[start Input data]

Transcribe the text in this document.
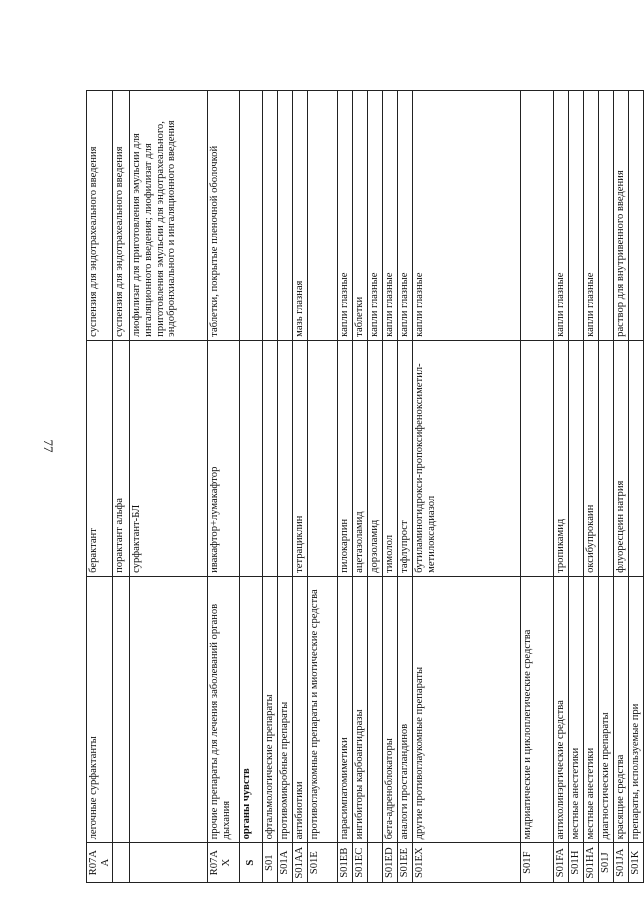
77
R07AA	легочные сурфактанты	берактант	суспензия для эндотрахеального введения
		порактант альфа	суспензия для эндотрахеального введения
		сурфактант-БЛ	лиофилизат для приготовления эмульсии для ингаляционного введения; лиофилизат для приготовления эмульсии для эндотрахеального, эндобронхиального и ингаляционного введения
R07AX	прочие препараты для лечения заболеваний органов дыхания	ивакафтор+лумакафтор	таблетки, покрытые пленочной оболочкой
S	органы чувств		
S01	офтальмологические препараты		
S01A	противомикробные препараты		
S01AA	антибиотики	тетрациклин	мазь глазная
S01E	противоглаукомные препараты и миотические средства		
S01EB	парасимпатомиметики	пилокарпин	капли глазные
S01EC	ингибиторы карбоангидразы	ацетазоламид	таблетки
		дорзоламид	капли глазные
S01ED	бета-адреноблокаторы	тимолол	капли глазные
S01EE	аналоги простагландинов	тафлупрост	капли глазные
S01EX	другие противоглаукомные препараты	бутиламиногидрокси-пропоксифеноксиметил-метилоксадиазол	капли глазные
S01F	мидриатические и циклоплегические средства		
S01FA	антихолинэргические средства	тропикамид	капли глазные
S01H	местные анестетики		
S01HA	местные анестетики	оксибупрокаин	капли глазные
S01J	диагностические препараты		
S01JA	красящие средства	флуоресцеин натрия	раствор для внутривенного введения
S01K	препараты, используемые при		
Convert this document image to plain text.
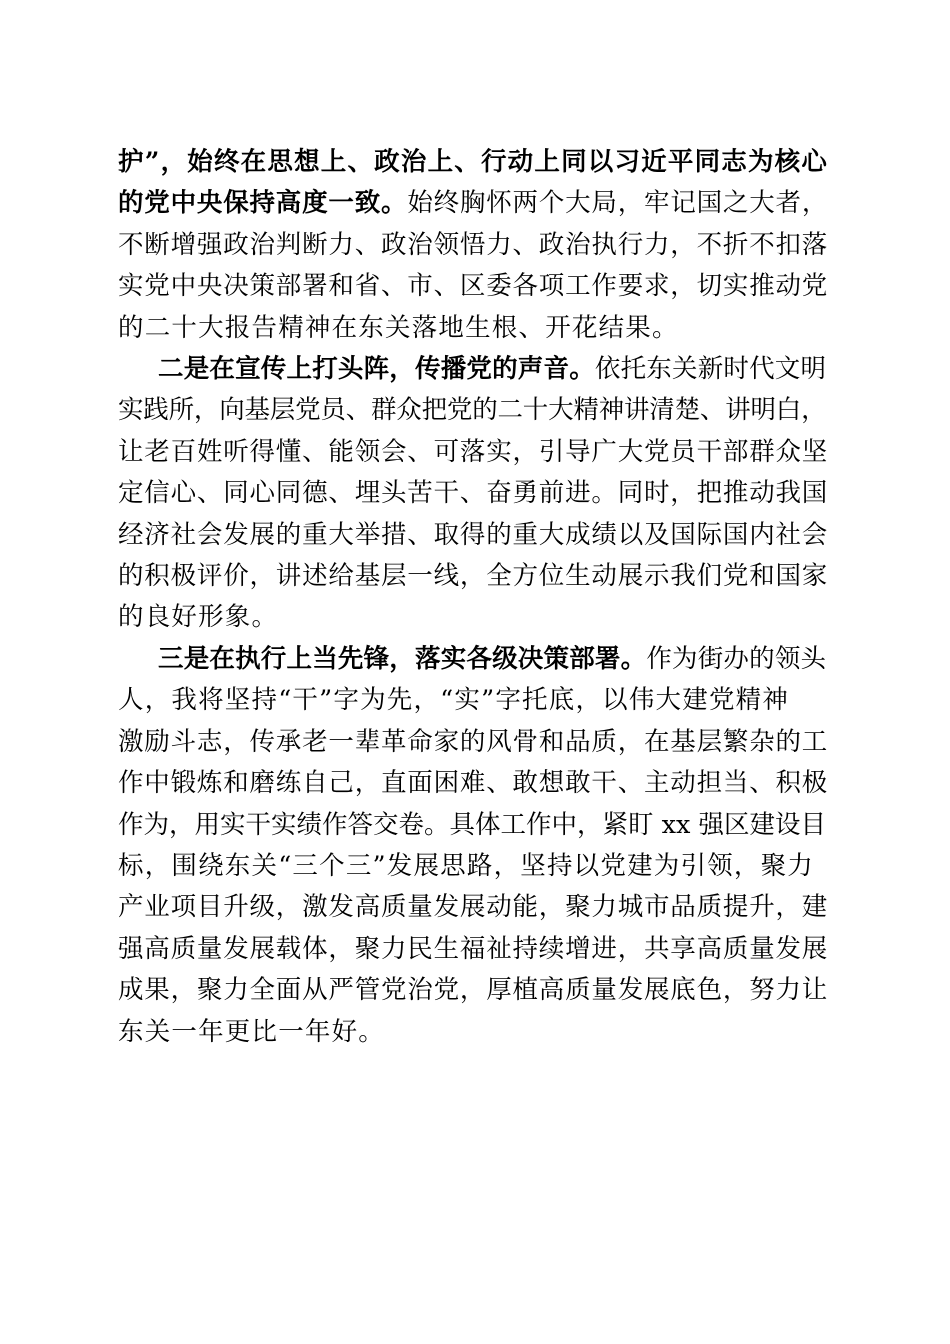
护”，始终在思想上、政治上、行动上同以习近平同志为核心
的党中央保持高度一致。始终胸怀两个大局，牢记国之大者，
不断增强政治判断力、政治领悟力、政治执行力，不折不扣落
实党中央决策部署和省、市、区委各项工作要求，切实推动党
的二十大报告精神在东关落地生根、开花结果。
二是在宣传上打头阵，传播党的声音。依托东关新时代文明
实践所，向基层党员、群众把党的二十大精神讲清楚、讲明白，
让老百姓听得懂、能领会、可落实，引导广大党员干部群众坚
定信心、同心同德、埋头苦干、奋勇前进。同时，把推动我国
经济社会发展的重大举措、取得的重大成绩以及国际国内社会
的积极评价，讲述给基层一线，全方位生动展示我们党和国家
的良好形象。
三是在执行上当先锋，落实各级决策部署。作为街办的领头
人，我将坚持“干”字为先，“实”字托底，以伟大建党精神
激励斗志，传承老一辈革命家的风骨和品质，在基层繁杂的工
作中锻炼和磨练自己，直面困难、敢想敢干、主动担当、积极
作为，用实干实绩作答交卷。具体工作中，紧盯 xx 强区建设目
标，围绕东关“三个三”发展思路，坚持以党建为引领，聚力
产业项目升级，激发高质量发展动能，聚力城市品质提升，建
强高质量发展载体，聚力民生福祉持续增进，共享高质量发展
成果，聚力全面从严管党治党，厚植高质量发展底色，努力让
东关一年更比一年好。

[end Input data]

Stated exercise – Can you retype every record above exactly, leaving out the pictures?

Answer –
Transcribe the text in this document.
77
R07AA	легочные сурфактанты	берактант	суспензия для эндотрахеального введения
		порактант альфа	суспензия для эндотрахеального введения
		сурфактант-БЛ	лиофилизат для приготовления эмульсии для ингаляционного введения; лиофилизат для приготовления эмульсии для эндотрахеального, эндобронхиального и ингаляционного введения
R07AX	прочие препараты для лечения заболеваний органов дыхания	ивакафтор+лумакафтор	таблетки, покрытые пленочной оболочкой
S	органы чувств		
S01	офтальмологические препараты		
S01A	противомикробные препараты		
S01AA	антибиотики	тетрациклин	мазь глазная
S01E	противоглаукомные препараты и миотические средства		
S01EB	парасимпатомиметики	пилокарпин	капли глазные
S01EC	ингибиторы карбоангидразы	ацетазоламид	таблетки
		дорзоламид	капли глазные
S01ED	бета-адреноблокаторы	тимолол	капли глазные
S01EE	аналоги простагландинов	тафлупрост	капли глазные
S01EX	другие противоглаукомные препараты	бутиламиногидрокси-пропоксифеноксиметил-метилоксадиазол	капли глазные
S01F	мидриатические и циклоплегические средства		
S01FA	антихолинэргические средства	тропикамид	капли глазные
S01H	местные анестетики		
S01HA	местные анестетики	оксибупрокаин	капли глазные
S01J	диагностические препараты		
S01JA	красящие средства	флуоресцеин натрия	раствор для внутривенного введения
S01K	препараты, используемые при		
Convert this document image to plain text.
护”，始终在思想上、政治上、行动上同以习近平同志为核心
的党中央保持高度一致。始终胸怀两个大局，牢记国之大者，
不断增强政治判断力、政治领悟力、政治执行力，不折不扣落
实党中央决策部署和省、市、区委各项工作要求，切实推动党
的二十大报告精神在东关落地生根、开花结果。
二是在宣传上打头阵，传播党的声音。依托东关新时代文明
实践所，向基层党员、群众把党的二十大精神讲清楚、讲明白，
让老百姓听得懂、能领会、可落实，引导广大党员干部群众坚
定信心、同心同德、埋头苦干、奋勇前进。同时，把推动我国
经济社会发展的重大举措、取得的重大成绩以及国际国内社会
的积极评价，讲述给基层一线，全方位生动展示我们党和国家
的良好形象。
三是在执行上当先锋，落实各级决策部署。作为街办的领头
人，我将坚持“干”字为先，“实”字托底，以伟大建党精神
激励斗志，传承老一辈革命家的风骨和品质，在基层繁杂的工
作中锻炼和磨练自己，直面困难、敢想敢干、主动担当、积极
作为，用实干实绩作答交卷。具体工作中，紧盯 xx 强区建设目
标，围绕东关“三个三”发展思路，坚持以党建为引领，聚力
产业项目升级，激发高质量发展动能，聚力城市品质提升，建
强高质量发展载体，聚力民生福祉持续增进，共享高质量发展
成果，聚力全面从严管党治党，厚植高质量发展底色，努力让
东关一年更比一年好。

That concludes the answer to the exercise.